- REQUIRED TASKS -
[1] Reproduce word for word the stretch of the Amazon Zocalo text that runs from "Amazon Zocalo is" through "to 50 users.".
[2] Take the text describing Amazon Zocalo further, picking up right after its final sentence.
------ TEXT UNDER STUDY
Amazon Zocalo is a fully managed, secure enterprise storage and sharing service with strong administrative controls and feedback capabilities that improve user productivity. Users can comment on files, send them to others for feedback, and upload new versions without having to resort to emailing multiple versions of their files as attachments. Users can take advantage of these capabilities wherever they are, using the device of their choice, including PCs, Macs, and tablets. Amazon Zocalo offers IT administrators the option of integrating with existing corporate directories, flexible sharing policies, audit logs, and control of the location where data is stored. Customers can get started using Amazon Zocalo with a 30-day free trial providing 200 GB of storage per user for up to 50 users.

Here’s the product features as found in the company announcement:

Amazon Zocalo offers the following benefits to users:

  • Easy sharing: Amazon Zocalo lets users share documents, spreadsheets, presentations, webpages, images, PDFs, or text files with others.
  • Access from any device: Users can access data stored in Amazon Zocalo and view and leave feedback anywhere, anytime, from the device of their choice, including laptops, iPad, Kindle Fire, and Android tablets. Amazon Zocalo can sync files across devices to ensure files are available anywhere, anytime.
  • Simple feedback: Users can request and manage feedback from others, and contributors can highlight any word, sentence, paragraph, or area of a document or file and leave detailed feedback. Amazon Zocalo also notifies contributors and document owners about review activities and approaching deadlines via email.
  • Central file hub: Amazon Zocalo provides users with a central location for both the documents and files they are reviewing as well as those they own and are soliciting feedback on. With all these files in one location, reviewers have access to all of the related feedback in a single web view, making reading or contributing comments as simple as a few clicks.
------------
------ DATASET ENTRIES
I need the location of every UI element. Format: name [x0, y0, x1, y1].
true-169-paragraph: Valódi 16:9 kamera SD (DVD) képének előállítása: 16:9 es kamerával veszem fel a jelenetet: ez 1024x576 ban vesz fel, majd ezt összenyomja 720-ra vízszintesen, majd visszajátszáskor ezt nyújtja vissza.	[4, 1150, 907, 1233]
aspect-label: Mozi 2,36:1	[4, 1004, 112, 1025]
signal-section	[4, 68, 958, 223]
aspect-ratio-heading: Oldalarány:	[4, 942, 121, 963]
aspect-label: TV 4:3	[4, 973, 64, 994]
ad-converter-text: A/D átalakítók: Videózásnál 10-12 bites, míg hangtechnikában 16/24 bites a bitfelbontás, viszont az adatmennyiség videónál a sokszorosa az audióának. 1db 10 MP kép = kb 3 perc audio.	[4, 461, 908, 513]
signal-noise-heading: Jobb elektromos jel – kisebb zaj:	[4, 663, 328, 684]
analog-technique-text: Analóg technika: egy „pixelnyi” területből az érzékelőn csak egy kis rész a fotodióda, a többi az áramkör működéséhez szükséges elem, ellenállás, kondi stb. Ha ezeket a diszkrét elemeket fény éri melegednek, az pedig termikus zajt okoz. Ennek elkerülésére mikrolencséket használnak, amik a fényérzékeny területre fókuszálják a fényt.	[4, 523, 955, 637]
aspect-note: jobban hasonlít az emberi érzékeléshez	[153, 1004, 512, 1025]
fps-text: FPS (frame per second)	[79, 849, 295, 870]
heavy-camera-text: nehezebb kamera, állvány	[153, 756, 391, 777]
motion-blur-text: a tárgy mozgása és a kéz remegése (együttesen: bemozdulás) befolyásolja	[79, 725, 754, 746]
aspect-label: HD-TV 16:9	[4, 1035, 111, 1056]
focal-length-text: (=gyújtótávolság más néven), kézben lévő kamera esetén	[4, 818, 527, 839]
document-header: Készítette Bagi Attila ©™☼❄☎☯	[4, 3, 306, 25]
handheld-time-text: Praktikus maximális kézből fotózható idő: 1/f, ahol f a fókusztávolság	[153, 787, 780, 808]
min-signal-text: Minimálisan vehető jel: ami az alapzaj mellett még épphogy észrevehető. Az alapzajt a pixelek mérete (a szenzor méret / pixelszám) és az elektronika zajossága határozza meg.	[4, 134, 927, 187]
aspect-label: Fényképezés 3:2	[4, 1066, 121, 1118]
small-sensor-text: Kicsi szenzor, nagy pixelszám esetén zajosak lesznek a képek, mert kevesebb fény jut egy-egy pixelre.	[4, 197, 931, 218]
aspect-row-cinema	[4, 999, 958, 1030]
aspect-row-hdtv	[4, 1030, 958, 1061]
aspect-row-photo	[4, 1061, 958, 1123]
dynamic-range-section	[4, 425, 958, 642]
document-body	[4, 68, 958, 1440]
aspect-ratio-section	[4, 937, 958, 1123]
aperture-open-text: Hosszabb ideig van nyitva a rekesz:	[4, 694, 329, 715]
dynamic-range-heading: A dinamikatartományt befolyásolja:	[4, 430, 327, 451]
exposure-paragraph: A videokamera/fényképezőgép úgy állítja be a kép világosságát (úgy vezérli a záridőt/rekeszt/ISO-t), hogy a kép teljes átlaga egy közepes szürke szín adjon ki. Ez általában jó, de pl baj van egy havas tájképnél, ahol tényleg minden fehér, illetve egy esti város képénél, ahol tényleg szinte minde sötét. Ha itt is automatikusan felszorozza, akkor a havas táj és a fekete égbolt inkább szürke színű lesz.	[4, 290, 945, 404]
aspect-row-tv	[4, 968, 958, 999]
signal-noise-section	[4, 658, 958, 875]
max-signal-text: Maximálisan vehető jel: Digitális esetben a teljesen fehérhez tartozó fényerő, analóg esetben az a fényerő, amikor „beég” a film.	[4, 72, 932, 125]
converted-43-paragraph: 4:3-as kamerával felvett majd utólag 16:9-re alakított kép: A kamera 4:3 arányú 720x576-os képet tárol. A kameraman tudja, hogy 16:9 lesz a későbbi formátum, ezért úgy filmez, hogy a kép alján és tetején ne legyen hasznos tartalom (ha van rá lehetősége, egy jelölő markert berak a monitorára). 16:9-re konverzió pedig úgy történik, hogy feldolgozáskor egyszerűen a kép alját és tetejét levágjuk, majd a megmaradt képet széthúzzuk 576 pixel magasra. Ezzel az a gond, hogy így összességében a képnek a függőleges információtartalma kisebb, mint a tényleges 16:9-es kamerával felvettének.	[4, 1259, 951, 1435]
------------
- ANSWERS BY ITEM NUMBER -
[1]
Amazon Zocalo is a fully managed, secure enterprise storage and sharing service with strong administrative controls and feedback capabilities that improve user productivity. Users can comment on files, send them to others for feedback, and upload new versions without having to resort to emailing multiple versions of their files as attachments. Users can take advantage of these capabilities wherever they are, using the device of their choice, including PCs, Macs, and tablets. Amazon Zocalo offers IT administrators the option of integrating with existing corporate directories, flexible sharing policies, audit logs, and control of the location where data is stored. Customers can get started using Amazon Zocalo with a 30-day free trial providing 200 GB of storage per user for up to 50 users.

[2]
  • Available with Amazon WorkSpaces: Amazon WorkSpaces, AWS’s virtual desktop in the cloud service, is integrated withAmazon Zocalo. All Amazon WorkSpaces customers get Amazon Zocalo for free (with up to 50 GB of storage).

Amazon Zocalo offers the following benefits to administrators:

  • Security: All data stored in Amazon Zocalo is encrypted in transit and at rest, and administrators can set policies to control users’ sharing behavior, choose the AWS Region where users’ data is stored, and view audit logs to track file and user activity.
  • Integration with corporate directory: Amazon Zocalo can integrate with an organization’s existing Active Directory, meaning that end users can continue to use their existing enterprise credentials to access Amazon Zocalo.
  • Low cost: Amazon Zocalo is priced at $5 per user per month, including 200 GB of storage. For Amazon WorkSpaces customers,Amazon Zocalo is free up to 50 GB of storage, and $2 per user per month for up to 200 GB of storage. With Amazon Zocalo there is no hardware to purchase and maintain and no software to deploy; administrators simply enable the service for their organization and invite users.

This is a robust enterprise solution, likely to satisfy the desires of IT staff regarding the document storage, syncing, and sharing controls. But Amazon is going farther, creating a competitor to Google Docs as well. Here’s a screenshot of the document commenting capabilities (but no doc editing, at least not yet):
Arik Hesseldahl makes the observation that Dropbox is built on Amazon’s S3 service, and this is not an uncommon situation, since Netflix uses AWS and Amazon is now a competitor with its own streaming service. And he makes the understatement of the day: ‘One way or another, the enterprise file-sharing dance floor is starting to look a little crowded.’
Guess I am going to add another few paragraphs to my report. Something about how very few companies can match Amazon’s ability to scale, or Amazon’s willingness to make very thin margins to make that scaling very, very cost competitive. Those paragraphs may read like a requiem for many of the smaller players jostling for market share in the enterprise distributed core market.